## start

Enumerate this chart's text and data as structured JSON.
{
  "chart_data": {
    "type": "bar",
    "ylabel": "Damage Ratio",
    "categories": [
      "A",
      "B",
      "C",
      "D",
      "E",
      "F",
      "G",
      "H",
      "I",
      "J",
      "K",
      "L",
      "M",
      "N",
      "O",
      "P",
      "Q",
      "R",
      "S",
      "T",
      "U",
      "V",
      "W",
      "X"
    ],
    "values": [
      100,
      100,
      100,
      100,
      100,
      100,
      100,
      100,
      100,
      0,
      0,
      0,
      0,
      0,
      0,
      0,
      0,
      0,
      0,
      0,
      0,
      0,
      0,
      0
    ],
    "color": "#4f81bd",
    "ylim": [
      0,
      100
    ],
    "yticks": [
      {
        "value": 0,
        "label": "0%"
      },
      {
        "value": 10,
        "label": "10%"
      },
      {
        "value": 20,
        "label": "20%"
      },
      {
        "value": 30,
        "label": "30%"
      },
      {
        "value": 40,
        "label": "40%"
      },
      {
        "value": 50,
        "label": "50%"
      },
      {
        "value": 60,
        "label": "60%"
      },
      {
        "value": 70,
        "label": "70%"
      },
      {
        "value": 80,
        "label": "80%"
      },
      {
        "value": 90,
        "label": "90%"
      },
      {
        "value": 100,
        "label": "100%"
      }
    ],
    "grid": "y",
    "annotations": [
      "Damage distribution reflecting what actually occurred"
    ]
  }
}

## end

Output every record above exactly as it appears.

Enumerate this chart's text and data as structured JSON.
{
  "chart_data": {
    "type": "bar",
    "ylabel": "Damage Ratio",
    "categories": [
      "A",
      "B",
      "C",
      "D",
      "E",
      "F",
      "G",
      "H",
      "I",
      "J",
      "K",
      "L",
      "M",
      "N",
      "O",
      "P",
      "Q",
      "R",
      "S",
      "T",
      "U",
      "V",
      "W",
      "X"
    ],
    "values": [
      100,
      100,
      100,
      100,
      100,
      100,
      100,
      100,
      100,
      0,
      0,
      0,
      0,
      0,
      0,
      0,
      0,
      0,
      0,
      0,
      0,
      0,
      0,
      0
    ],
    "color": "#4f81bd",
    "ylim": [
      0,
      100
    ],
    "yticks": [
      {
        "value": 0,
        "label": "0%"
      },
      {
        "value": 10,
        "label": "10%"
      },
      {
        "value": 20,
        "label": "20%"
      },
      {
        "value": 30,
        "label": "30%"
      },
      {
        "value": 40,
        "label": "40%"
      },
      {
        "value": 50,
        "label": "50%"
      },
      {
        "value": 60,
        "label": "60%"
      },
      {
        "value": 70,
        "label": "70%"
      },
      {
        "value": 80,
        "label": "80%"
      },
      {
        "value": 90,
        "label": "90%"
      },
      {
        "value": 100,
        "label": "100%"
      }
    ],
    "grid": "y",
    "annotations": [
      "Damage distribution reflecting what actually occurred"
    ]
  }
}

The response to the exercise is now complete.